Stated goal =>
Copy each line exactly.

══ Records for processing

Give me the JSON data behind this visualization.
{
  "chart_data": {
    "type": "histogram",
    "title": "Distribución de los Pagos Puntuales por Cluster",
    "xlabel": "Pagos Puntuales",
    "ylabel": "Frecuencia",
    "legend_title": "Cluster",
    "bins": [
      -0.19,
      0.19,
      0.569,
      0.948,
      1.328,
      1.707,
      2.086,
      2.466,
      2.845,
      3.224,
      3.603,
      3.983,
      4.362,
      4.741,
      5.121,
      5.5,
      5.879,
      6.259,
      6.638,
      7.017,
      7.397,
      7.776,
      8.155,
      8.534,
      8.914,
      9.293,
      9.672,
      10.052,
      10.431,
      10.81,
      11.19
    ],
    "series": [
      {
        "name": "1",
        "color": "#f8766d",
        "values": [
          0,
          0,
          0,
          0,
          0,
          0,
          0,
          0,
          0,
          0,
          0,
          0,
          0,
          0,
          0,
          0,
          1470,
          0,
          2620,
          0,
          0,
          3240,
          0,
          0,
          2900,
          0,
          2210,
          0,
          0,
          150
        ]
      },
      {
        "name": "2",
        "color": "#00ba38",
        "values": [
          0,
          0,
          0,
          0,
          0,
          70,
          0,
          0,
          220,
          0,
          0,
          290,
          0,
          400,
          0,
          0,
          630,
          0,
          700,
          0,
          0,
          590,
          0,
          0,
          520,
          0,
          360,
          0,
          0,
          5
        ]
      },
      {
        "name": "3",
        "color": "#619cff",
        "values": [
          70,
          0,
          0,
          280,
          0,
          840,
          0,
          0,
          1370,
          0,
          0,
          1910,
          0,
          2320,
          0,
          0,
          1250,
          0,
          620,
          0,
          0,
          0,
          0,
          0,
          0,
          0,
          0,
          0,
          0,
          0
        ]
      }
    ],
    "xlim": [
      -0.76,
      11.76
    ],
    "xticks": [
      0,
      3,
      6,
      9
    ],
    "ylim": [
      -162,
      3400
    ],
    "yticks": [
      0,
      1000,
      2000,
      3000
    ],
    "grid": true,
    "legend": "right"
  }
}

════

Result =>
Give me the JSON data behind this visualization.
{
  "chart_data": {
    "type": "histogram",
    "title": "Distribución de los Pagos Puntuales por Cluster",
    "xlabel": "Pagos Puntuales",
    "ylabel": "Frecuencia",
    "legend_title": "Cluster",
    "bins": [
      -0.19,
      0.19,
      0.569,
      0.948,
      1.328,
      1.707,
      2.086,
      2.466,
      2.845,
      3.224,
      3.603,
      3.983,
      4.362,
      4.741,
      5.121,
      5.5,
      5.879,
      6.259,
      6.638,
      7.017,
      7.397,
      7.776,
      8.155,
      8.534,
      8.914,
      9.293,
      9.672,
      10.052,
      10.431,
      10.81,
      11.19
    ],
    "series": [
      {
        "name": "1",
        "color": "#f8766d",
        "values": [
          0,
          0,
          0,
          0,
          0,
          0,
          0,
          0,
          0,
          0,
          0,
          0,
          0,
          0,
          0,
          0,
          1470,
          0,
          2620,
          0,
          0,
          3240,
          0,
          0,
          2900,
          0,
          2210,
          0,
          0,
          150
        ]
      },
      {
        "name": "2",
        "color": "#00ba38",
        "values": [
          0,
          0,
          0,
          0,
          0,
          70,
          0,
          0,
          220,
          0,
          0,
          290,
          0,
          400,
          0,
          0,
          630,
          0,
          700,
          0,
          0,
          590,
          0,
          0,
          520,
          0,
          360,
          0,
          0,
          5
        ]
      },
      {
        "name": "3",
        "color": "#619cff",
        "values": [
          70,
          0,
          0,
          280,
          0,
          840,
          0,
          0,
          1370,
          0,
          0,
          1910,
          0,
          2320,
          0,
          0,
          1250,
          0,
          620,
          0,
          0,
          0,
          0,
          0,
          0,
          0,
          0,
          0,
          0,
          0
        ]
      }
    ],
    "xlim": [
      -0.76,
      11.76
    ],
    "xticks": [
      0,
      3,
      6,
      9
    ],
    "ylim": [
      -162,
      3400
    ],
    "yticks": [
      0,
      1000,
      2000,
      3000
    ],
    "grid": true,
    "legend": "right"
  }
}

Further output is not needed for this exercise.